#### Required work
All of the entries need to be written out again, exactly as they are.
***** Excerpted data *****
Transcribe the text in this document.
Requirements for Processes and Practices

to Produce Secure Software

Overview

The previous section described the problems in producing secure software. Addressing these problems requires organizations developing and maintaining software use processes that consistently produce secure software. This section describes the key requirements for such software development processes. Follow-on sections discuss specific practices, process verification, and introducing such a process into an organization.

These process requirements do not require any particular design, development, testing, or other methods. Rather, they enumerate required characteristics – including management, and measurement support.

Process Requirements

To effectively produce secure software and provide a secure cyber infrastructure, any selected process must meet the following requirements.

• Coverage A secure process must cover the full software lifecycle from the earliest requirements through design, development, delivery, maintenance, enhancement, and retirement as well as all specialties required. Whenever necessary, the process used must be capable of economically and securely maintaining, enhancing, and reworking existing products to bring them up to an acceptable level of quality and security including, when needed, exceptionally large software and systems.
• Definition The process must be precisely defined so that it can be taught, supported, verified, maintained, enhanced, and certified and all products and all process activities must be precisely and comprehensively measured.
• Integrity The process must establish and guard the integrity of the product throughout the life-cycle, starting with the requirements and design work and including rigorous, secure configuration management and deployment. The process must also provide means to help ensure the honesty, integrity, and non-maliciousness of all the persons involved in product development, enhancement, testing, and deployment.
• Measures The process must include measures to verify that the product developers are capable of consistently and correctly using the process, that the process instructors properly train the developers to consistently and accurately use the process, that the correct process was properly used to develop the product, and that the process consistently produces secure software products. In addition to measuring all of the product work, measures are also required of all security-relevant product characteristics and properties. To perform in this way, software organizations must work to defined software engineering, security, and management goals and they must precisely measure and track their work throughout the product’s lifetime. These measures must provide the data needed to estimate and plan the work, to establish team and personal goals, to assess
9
*****
#### Result for this task
Transcribe the text in this document.
Requirements for Processes and Practices

to Produce Secure Software

Overview

The previous section described the problems in producing secure software. Addressing these problems requires organizations developing and maintaining software use processes that consistently produce secure software. This section describes the key requirements for such software development processes. Follow-on sections discuss specific practices, process verification, and introducing such a process into an organization.

These process requirements do not require any particular design, development, testing, or other methods. Rather, they enumerate required characteristics – including management, and measurement support.

Process Requirements

To effectively produce secure software and provide a secure cyber infrastructure, any selected process must meet the following requirements.

• Coverage A secure process must cover the full software lifecycle from the earliest requirements through design, development, delivery, maintenance, enhancement, and retirement as well as all specialties required. Whenever necessary, the process used must be capable of economically and securely maintaining, enhancing, and reworking existing products to bring them up to an acceptable level of quality and security including, when needed, exceptionally large software and systems.
• Definition The process must be precisely defined so that it can be taught, supported, verified, maintained, enhanced, and certified and all products and all process activities must be precisely and comprehensively measured.
• Integrity The process must establish and guard the integrity of the product throughout the life-cycle, starting with the requirements and design work and including rigorous, secure configuration management and deployment. The process must also provide means to help ensure the honesty, integrity, and non-maliciousness of all the persons involved in product development, enhancement, testing, and deployment.
• Measures The process must include measures to verify that the product developers are capable of consistently and correctly using the process, that the process instructors properly train the developers to consistently and accurately use the process, that the correct process was properly used to develop the product, and that the process consistently produces secure software products. In addition to measuring all of the product work, measures are also required of all security-relevant product characteristics and properties. To perform in this way, software organizations must work to defined software engineering, security, and management goals and they must precisely measure and track their work throughout the product’s lifetime. These measures must provide the data needed to estimate and plan the work, to establish team and personal goals, to assess
9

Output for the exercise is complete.